Collected data entries:
* * *
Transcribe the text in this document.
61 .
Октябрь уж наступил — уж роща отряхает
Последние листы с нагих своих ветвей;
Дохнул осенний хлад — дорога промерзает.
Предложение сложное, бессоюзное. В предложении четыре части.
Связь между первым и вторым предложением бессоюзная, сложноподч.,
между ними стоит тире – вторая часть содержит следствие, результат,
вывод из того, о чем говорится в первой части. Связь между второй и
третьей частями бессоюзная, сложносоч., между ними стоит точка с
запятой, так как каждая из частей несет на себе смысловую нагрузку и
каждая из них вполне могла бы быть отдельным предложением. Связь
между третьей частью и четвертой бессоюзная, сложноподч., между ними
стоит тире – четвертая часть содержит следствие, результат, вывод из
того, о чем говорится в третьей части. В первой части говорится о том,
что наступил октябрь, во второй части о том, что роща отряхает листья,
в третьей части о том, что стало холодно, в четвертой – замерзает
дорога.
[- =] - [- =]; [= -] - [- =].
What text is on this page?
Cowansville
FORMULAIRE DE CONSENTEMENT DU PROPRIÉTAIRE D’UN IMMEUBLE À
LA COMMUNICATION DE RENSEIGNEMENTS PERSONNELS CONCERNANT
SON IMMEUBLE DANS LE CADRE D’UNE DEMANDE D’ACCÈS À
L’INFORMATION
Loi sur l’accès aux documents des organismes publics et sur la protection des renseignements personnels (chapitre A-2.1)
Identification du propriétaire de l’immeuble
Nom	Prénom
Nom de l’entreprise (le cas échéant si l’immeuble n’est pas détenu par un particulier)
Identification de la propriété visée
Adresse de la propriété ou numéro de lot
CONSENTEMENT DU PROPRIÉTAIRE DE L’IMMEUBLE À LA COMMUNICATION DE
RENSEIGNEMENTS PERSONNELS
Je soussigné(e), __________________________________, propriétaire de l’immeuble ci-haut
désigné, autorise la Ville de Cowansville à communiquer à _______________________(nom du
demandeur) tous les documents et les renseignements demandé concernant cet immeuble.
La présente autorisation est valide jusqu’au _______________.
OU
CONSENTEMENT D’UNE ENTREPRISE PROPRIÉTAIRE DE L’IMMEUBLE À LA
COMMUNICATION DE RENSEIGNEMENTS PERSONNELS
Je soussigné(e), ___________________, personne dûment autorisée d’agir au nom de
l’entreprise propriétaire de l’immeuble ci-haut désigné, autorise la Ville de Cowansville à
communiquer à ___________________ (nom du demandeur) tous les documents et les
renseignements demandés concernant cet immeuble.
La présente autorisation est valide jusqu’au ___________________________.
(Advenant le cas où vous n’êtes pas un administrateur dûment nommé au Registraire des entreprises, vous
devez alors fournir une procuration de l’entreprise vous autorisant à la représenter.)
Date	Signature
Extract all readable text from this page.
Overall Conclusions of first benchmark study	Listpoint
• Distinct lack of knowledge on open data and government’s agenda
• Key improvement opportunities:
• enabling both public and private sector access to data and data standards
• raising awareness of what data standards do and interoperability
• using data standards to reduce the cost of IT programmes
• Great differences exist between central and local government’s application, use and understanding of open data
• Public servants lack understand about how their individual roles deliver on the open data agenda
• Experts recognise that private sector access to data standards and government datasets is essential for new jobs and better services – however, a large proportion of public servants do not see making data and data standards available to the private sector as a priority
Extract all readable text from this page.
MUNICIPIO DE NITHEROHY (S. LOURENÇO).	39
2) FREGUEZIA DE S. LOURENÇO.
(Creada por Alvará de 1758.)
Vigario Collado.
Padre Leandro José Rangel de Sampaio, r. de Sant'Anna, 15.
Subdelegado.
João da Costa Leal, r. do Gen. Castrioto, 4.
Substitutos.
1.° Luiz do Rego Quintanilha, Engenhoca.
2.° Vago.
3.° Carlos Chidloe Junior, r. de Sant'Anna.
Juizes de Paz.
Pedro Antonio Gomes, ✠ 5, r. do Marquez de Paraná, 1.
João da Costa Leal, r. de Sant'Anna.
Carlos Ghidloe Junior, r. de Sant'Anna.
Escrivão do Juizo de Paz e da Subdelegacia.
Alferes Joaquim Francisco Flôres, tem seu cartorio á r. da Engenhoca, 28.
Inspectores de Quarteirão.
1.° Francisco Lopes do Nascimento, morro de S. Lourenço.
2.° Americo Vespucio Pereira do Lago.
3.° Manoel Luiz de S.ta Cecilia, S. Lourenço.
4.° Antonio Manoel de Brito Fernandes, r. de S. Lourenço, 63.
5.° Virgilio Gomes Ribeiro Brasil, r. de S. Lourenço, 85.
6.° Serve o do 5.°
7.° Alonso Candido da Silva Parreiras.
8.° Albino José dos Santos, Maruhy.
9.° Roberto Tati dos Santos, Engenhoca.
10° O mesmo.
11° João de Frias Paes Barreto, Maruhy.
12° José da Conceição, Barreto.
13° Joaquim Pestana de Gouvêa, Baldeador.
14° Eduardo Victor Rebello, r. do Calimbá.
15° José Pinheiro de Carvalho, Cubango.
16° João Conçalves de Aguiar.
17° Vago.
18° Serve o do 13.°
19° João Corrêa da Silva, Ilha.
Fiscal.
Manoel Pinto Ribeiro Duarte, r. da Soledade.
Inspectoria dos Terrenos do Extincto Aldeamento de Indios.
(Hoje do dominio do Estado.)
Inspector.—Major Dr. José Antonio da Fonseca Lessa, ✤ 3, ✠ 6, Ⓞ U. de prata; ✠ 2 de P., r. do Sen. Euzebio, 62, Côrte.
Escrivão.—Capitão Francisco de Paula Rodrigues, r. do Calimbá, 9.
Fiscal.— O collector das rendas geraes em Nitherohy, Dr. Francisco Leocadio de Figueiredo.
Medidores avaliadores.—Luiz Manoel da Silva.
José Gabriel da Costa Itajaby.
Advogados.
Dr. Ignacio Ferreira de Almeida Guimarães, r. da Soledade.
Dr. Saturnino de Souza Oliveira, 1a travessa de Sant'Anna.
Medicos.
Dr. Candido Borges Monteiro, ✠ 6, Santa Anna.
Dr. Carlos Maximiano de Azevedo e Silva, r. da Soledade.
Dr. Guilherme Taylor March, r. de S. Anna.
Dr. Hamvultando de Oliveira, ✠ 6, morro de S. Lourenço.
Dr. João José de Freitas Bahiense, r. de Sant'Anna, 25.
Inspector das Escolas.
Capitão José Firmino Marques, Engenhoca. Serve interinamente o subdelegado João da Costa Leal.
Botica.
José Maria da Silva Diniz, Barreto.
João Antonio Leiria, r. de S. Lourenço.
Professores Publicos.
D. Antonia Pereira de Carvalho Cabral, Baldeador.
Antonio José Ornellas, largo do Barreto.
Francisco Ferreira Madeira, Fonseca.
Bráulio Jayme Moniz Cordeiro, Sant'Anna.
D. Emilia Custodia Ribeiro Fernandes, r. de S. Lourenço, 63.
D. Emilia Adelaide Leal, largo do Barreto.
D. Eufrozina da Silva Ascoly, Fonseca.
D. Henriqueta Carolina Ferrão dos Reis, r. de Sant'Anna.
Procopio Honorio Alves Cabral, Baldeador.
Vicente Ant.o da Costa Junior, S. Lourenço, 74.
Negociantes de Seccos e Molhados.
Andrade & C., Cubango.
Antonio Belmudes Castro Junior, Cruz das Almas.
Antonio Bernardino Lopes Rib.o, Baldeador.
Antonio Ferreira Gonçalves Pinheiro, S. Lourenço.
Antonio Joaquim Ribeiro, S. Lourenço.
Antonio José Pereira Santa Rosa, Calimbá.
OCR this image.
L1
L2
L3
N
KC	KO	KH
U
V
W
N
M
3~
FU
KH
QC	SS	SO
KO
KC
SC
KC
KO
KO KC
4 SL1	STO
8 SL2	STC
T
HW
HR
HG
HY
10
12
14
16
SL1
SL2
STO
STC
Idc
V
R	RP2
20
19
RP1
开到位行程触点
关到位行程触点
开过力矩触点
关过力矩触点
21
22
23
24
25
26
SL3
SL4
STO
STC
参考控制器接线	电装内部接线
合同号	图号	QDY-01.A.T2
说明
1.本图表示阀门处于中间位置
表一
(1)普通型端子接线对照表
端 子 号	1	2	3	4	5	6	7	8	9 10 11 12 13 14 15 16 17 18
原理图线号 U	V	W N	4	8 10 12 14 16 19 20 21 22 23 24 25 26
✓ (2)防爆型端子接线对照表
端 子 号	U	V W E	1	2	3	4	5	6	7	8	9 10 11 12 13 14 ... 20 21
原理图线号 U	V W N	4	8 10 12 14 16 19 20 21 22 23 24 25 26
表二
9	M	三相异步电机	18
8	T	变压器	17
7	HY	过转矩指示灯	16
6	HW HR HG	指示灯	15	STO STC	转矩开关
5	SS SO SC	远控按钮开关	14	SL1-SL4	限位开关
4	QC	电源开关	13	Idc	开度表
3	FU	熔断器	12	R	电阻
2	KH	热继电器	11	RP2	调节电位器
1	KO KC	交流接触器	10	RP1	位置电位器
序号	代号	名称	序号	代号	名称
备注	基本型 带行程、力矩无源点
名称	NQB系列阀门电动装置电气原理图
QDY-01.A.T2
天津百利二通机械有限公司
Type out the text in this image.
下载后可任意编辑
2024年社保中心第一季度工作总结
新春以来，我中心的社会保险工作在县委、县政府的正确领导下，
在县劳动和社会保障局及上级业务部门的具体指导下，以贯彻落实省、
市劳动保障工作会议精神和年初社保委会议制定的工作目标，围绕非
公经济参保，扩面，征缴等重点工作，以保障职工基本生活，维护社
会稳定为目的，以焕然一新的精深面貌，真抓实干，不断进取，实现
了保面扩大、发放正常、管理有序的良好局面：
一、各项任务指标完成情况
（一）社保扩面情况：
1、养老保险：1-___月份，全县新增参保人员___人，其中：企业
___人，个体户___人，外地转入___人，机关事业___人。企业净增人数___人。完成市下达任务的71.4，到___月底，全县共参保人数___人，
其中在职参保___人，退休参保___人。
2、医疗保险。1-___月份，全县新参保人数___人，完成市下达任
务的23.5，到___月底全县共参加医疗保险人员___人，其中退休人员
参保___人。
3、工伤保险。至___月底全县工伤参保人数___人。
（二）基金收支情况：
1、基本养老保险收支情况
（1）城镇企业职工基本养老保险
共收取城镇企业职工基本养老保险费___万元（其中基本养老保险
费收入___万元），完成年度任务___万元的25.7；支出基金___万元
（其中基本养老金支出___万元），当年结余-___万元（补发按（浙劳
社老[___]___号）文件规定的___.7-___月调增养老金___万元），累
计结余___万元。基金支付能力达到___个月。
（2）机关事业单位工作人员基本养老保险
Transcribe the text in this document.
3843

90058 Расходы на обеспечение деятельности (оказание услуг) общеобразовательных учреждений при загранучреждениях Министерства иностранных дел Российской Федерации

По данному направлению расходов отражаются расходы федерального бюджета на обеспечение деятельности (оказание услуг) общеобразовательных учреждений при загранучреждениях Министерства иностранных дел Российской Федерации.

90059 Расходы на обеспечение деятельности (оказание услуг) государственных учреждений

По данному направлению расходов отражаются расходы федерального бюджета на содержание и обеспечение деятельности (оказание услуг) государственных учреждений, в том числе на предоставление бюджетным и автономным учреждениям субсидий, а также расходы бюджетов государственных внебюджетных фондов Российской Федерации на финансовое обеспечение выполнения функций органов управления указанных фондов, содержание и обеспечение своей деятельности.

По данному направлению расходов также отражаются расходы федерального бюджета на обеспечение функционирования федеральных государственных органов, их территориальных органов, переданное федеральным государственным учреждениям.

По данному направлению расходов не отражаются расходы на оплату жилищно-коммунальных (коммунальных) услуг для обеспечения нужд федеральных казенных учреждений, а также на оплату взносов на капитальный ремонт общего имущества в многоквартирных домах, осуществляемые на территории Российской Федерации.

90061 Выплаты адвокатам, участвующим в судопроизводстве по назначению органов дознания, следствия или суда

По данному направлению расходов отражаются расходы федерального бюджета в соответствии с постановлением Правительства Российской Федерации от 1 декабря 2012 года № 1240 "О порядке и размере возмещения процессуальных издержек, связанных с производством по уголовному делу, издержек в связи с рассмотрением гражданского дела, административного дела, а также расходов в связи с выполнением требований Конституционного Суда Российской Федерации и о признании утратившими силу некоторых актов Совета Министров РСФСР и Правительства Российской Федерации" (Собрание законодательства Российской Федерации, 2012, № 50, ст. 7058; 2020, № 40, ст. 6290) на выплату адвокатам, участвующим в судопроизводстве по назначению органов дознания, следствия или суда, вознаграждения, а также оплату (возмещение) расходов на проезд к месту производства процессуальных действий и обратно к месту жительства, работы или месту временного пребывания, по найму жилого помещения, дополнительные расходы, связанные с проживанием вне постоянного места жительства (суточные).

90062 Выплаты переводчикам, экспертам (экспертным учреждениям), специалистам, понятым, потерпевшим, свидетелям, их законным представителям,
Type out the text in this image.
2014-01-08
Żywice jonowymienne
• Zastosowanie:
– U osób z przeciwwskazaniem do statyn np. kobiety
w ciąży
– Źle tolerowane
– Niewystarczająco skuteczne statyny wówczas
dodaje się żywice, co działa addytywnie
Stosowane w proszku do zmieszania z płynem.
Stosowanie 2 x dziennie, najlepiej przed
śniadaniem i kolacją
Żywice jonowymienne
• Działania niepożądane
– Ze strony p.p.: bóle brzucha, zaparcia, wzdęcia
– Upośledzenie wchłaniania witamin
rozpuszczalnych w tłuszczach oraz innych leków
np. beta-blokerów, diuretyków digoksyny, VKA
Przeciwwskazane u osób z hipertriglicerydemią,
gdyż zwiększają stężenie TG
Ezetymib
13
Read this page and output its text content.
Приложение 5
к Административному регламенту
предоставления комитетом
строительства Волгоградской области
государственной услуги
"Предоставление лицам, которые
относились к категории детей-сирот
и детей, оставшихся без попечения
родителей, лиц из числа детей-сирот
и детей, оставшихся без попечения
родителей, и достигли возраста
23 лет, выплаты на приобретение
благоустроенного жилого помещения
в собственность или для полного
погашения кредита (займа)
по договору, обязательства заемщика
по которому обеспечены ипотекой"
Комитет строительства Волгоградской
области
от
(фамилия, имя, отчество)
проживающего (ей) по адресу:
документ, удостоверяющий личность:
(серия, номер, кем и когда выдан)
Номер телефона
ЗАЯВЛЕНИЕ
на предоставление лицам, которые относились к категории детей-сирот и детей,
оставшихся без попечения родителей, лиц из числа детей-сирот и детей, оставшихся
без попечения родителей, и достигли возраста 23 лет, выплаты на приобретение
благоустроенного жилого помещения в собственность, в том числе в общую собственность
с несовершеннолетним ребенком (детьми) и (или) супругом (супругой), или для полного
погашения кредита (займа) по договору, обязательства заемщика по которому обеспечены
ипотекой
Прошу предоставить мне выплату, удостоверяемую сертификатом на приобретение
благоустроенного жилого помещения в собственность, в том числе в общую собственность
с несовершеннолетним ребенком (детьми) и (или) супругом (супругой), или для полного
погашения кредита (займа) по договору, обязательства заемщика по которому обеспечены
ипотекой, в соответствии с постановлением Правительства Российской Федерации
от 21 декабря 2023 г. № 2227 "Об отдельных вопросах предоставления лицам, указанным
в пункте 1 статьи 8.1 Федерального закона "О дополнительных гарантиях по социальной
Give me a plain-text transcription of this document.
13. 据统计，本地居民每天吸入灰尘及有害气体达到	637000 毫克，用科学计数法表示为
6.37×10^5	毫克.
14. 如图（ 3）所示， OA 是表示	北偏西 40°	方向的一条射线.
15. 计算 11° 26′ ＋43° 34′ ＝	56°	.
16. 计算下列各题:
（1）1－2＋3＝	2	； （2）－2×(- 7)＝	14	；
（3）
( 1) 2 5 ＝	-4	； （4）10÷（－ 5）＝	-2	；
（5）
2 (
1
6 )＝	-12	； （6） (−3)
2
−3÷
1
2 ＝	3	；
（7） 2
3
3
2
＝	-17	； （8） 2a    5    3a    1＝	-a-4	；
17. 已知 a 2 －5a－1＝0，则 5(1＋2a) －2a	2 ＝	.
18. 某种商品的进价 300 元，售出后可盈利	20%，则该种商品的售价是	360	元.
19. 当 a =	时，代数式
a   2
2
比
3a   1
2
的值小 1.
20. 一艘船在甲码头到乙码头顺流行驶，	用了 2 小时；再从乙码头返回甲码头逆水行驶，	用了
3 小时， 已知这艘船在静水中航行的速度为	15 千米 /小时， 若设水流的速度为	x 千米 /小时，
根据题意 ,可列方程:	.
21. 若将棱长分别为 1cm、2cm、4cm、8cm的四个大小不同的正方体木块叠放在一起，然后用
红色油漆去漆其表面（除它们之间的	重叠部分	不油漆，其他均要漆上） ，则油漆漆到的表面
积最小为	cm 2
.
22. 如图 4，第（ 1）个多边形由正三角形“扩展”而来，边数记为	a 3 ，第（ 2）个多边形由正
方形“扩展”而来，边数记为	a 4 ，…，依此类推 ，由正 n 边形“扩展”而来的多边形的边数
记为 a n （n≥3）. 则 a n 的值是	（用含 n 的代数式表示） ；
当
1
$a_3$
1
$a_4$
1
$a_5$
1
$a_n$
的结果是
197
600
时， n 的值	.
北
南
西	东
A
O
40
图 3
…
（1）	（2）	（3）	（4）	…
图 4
* * *
▶ **EXERCISE DIRECTIONS**: Which lines hold the word "детей"? Show each one.

▶ **SOLUTION TO THIS EXERCISE**:
относились к категории детей-сирот
и детей, оставшихся без попечения
родителей, лиц из числа детей-сирот
и детей, оставшихся без попечения
на предоставление лицам, которые относились к категории детей-сирот и детей,
оставшихся без попечения родителей, лиц из числа детей-сирот и детей, оставшихся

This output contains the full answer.